§ SET PROBLEM:
Consider the records below. How many of their lines include the word "Point"? State the number and nothing else.

______________________________

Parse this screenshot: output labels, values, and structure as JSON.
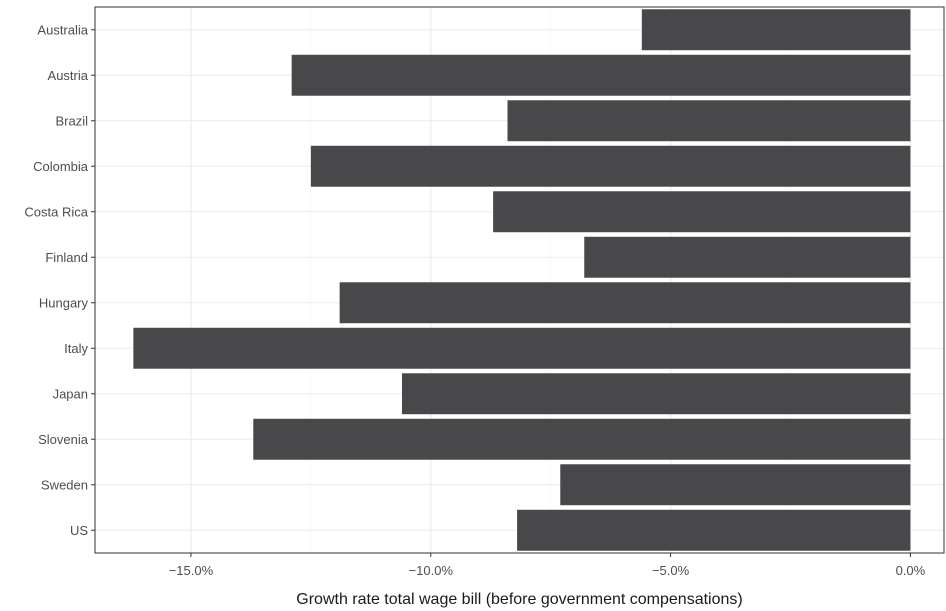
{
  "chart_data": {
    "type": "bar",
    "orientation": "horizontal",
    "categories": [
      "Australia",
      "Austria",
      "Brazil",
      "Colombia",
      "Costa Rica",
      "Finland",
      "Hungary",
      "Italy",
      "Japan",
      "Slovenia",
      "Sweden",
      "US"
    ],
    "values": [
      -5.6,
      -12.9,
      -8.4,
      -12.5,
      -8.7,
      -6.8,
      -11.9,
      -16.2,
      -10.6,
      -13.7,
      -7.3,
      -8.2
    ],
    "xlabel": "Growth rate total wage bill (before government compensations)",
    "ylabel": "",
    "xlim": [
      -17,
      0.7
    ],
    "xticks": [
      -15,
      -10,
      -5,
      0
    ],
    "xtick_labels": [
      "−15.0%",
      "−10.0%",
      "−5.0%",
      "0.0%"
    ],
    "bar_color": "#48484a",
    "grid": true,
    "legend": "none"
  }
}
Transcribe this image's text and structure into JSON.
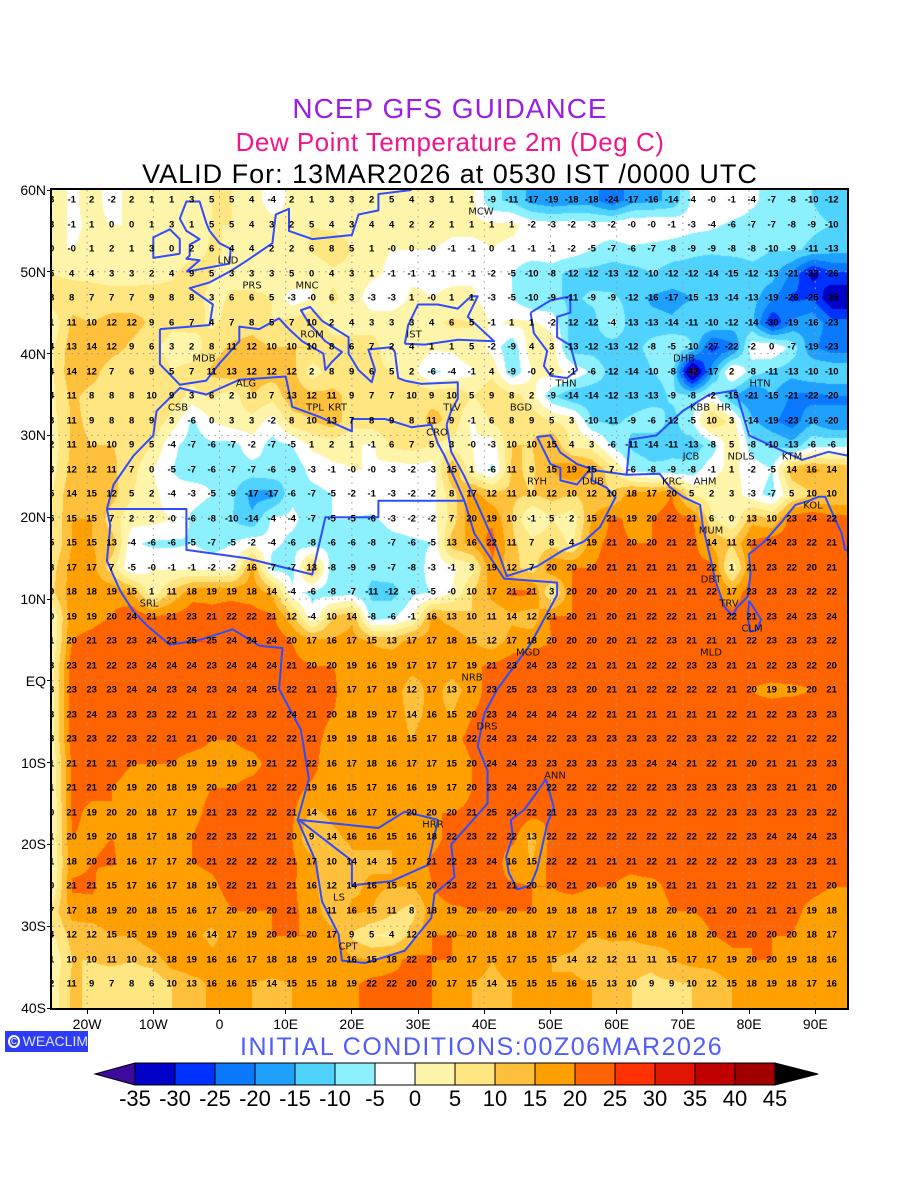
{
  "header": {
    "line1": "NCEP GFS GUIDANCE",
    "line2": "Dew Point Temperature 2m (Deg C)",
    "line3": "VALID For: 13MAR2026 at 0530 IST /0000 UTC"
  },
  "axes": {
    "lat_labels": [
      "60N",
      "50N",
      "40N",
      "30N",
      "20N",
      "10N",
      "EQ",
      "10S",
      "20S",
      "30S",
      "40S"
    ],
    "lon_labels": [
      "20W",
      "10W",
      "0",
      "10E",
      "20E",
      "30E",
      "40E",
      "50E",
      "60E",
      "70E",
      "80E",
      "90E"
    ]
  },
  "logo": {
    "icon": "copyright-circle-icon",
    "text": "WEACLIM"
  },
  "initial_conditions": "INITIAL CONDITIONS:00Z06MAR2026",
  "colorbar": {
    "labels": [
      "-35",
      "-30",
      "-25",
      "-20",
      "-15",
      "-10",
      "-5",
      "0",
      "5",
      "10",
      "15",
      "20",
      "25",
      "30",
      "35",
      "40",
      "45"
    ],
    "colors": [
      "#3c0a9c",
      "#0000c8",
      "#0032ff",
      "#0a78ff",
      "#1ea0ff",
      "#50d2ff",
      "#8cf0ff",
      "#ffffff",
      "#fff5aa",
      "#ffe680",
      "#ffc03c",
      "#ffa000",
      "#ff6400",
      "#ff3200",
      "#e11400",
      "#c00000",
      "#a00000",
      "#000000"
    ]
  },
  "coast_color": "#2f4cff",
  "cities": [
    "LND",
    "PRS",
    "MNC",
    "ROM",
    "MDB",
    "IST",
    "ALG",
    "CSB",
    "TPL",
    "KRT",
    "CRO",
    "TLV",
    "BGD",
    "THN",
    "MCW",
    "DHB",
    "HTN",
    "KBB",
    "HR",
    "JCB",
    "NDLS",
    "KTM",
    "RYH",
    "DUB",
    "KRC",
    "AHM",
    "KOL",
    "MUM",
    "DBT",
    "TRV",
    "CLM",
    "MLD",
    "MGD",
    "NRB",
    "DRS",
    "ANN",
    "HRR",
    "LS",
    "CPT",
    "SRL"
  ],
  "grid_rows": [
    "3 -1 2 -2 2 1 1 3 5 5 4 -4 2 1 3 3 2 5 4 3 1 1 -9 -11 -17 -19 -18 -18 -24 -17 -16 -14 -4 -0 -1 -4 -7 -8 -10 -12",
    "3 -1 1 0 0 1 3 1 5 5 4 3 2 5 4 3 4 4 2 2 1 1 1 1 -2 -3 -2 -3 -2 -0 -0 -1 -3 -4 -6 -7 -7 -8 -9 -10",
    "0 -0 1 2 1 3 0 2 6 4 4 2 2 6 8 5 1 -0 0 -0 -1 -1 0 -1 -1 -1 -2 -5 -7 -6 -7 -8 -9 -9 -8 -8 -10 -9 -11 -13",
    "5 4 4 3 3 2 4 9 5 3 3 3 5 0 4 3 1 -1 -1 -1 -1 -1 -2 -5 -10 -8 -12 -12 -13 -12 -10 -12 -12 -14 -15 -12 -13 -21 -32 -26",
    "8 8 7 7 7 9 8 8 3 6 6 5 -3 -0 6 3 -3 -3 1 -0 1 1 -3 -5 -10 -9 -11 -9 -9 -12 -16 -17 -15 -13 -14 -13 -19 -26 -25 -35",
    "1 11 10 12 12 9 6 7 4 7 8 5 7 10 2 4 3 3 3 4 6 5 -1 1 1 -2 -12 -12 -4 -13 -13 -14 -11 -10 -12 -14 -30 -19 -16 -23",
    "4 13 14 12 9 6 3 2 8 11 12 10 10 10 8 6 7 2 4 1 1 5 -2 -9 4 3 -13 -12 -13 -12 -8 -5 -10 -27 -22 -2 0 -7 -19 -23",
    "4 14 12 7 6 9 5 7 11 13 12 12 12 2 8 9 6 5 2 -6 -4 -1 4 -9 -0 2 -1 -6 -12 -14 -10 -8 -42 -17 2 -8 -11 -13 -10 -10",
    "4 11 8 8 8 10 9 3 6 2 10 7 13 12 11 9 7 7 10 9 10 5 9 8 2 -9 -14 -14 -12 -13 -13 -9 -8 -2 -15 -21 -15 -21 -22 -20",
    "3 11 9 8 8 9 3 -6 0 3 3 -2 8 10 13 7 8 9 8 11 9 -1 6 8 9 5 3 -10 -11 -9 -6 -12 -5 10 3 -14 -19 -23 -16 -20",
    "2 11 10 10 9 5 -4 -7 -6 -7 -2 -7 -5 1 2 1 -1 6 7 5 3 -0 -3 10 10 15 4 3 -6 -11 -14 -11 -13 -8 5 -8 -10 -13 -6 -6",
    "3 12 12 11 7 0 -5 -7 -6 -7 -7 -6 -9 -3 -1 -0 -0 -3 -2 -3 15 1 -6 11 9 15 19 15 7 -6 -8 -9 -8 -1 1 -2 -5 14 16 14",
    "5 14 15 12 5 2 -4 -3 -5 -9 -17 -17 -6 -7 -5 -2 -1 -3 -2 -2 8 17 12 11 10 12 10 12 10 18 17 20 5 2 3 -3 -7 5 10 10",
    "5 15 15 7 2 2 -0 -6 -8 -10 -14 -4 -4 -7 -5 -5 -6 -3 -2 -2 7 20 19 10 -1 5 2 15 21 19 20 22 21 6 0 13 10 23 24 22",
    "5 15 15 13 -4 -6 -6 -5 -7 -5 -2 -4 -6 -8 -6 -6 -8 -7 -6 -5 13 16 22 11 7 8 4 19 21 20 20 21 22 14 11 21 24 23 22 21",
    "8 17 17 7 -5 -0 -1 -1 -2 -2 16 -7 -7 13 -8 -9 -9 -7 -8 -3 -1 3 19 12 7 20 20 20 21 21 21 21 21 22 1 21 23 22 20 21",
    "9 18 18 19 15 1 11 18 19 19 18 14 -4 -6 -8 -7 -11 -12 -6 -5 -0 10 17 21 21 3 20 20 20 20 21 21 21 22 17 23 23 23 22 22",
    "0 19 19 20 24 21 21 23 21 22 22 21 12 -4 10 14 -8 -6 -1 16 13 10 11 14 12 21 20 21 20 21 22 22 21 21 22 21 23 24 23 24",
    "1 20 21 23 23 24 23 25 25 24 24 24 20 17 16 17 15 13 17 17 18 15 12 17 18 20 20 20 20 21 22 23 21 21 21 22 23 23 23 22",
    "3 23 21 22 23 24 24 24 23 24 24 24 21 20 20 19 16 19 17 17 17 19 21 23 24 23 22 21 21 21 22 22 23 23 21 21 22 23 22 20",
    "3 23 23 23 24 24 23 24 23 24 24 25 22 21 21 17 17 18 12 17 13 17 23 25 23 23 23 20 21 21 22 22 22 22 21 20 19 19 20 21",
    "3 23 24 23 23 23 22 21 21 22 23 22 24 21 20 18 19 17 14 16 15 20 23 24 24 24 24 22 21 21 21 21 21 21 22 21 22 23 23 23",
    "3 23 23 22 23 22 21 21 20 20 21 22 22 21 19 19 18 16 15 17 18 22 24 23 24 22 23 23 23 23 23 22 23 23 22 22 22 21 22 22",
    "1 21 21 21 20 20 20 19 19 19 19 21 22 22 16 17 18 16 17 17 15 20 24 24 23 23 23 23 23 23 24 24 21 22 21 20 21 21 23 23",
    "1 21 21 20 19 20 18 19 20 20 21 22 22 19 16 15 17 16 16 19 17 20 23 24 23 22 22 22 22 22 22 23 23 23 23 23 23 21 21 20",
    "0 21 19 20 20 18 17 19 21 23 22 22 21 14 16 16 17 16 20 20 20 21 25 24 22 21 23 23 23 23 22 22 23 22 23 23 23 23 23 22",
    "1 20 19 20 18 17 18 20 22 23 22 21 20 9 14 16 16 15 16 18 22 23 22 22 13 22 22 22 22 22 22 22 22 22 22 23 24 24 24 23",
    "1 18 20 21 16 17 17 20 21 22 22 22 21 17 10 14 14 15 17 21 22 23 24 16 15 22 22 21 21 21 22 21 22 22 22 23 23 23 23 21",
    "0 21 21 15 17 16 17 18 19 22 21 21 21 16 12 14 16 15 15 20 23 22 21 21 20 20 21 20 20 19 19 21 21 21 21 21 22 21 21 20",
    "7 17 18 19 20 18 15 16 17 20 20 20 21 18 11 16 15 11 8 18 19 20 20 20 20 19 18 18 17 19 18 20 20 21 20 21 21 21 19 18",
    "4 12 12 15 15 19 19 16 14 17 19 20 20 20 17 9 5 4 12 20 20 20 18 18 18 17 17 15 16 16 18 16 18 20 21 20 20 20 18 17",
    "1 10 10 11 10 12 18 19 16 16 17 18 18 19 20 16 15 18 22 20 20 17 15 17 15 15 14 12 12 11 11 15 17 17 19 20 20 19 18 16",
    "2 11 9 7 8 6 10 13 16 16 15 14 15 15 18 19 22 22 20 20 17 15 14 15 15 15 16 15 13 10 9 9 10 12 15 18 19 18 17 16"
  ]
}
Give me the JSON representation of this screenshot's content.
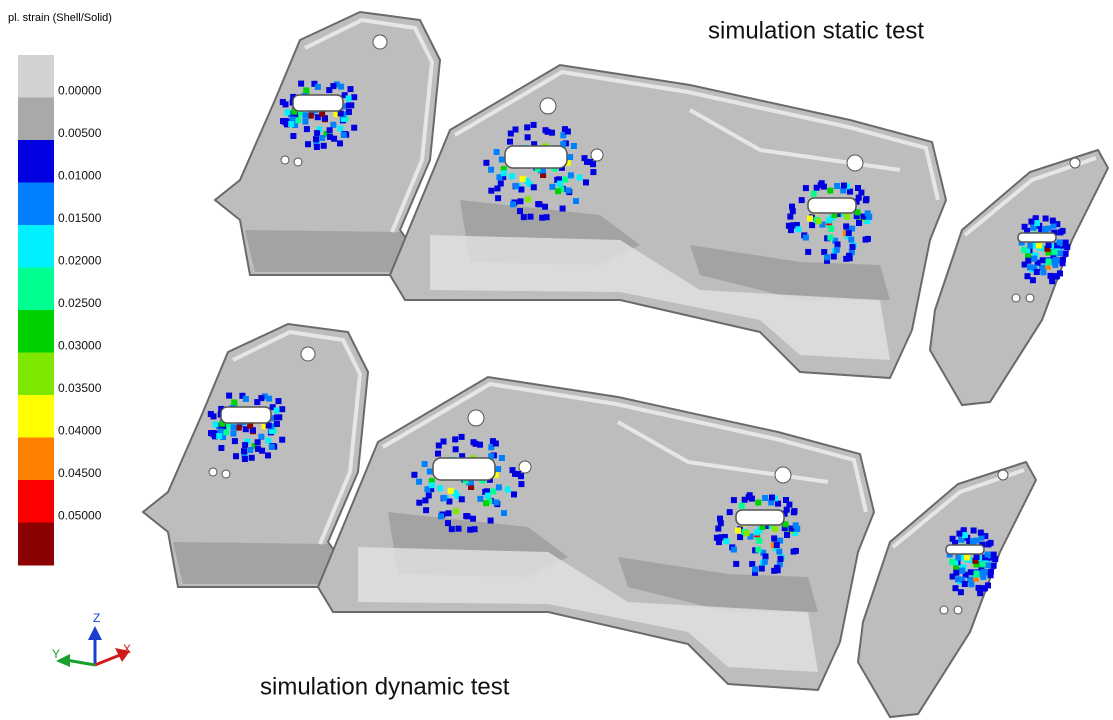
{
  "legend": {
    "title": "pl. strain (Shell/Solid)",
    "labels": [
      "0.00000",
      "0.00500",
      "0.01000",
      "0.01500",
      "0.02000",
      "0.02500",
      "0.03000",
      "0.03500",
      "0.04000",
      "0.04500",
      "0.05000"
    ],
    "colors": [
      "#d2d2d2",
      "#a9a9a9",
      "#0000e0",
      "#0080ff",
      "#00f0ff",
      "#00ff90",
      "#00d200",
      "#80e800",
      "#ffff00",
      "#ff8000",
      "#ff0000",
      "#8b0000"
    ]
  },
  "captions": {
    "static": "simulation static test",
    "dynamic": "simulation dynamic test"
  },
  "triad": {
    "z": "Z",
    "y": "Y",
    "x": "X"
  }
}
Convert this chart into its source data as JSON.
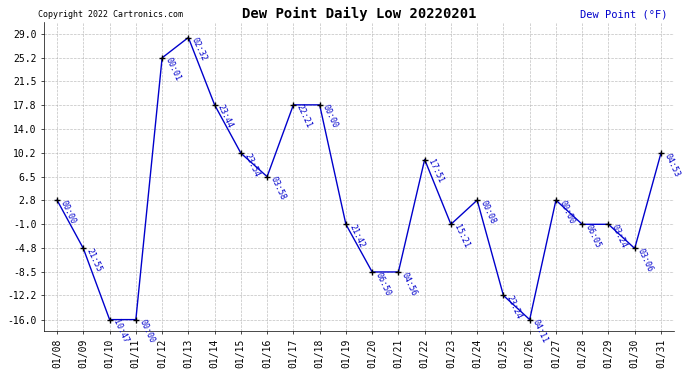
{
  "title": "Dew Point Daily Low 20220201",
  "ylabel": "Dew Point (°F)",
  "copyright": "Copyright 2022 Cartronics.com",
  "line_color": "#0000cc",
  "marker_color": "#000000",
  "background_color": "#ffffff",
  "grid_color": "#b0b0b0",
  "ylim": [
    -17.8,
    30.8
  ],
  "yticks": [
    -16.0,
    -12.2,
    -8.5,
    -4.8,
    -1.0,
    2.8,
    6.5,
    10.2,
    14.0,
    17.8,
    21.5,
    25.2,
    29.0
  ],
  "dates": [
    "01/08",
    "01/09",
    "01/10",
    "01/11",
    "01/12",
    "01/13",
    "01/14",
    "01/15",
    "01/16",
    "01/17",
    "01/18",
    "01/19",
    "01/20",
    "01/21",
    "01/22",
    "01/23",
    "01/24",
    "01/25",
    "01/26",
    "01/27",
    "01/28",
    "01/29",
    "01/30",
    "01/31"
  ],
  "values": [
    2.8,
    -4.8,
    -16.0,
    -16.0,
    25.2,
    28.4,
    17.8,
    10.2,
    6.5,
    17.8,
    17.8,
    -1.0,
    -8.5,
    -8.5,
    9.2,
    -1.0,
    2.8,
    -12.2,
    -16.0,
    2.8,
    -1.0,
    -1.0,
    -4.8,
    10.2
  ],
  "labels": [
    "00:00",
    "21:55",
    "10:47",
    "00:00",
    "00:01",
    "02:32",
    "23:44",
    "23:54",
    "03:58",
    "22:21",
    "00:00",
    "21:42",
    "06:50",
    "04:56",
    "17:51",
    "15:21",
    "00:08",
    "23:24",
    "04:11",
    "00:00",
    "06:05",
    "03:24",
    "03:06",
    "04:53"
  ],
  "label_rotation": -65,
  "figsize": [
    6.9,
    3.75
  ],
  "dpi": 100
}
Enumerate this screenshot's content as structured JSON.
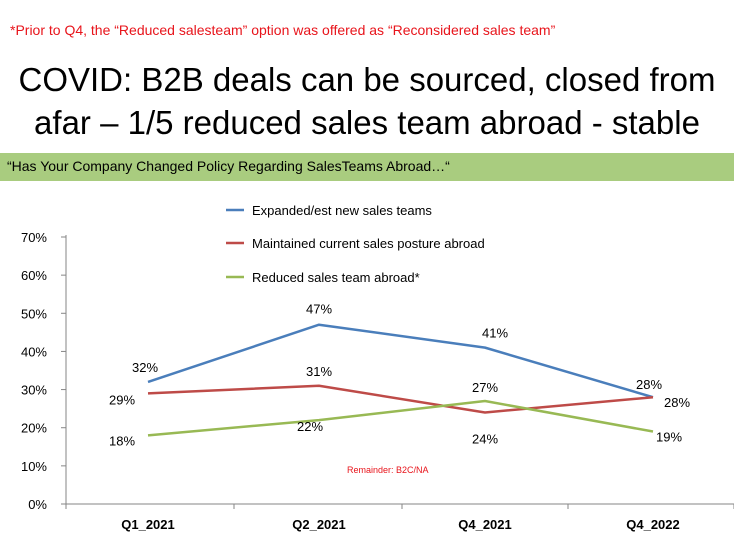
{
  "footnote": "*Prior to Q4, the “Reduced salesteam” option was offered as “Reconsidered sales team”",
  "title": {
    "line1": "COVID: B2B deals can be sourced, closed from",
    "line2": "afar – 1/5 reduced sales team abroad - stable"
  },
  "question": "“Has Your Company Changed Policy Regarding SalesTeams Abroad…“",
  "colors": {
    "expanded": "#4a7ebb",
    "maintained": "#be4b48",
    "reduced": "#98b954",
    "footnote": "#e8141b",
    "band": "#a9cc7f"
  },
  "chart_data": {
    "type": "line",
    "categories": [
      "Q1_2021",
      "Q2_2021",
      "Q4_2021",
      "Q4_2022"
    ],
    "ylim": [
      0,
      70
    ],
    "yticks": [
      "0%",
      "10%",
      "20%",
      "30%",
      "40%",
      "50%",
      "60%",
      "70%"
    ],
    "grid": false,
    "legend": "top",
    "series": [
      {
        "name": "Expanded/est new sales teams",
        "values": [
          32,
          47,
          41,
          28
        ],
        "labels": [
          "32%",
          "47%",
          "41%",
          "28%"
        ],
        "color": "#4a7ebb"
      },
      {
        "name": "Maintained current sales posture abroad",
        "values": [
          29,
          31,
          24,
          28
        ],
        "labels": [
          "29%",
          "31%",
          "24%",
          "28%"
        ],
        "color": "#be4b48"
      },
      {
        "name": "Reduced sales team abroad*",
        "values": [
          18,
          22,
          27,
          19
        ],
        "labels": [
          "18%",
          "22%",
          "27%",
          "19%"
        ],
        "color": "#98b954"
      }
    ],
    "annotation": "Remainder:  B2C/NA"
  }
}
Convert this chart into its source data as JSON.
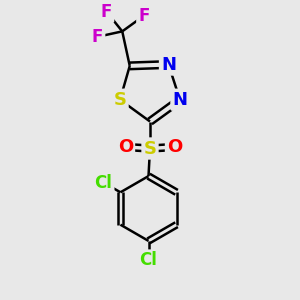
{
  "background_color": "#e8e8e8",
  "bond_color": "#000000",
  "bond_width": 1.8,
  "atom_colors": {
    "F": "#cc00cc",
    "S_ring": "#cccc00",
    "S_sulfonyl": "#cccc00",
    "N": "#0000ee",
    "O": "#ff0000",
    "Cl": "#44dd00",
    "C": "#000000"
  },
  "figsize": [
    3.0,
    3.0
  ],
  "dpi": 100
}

______________________________

§ THE COMPLETED TASK:
3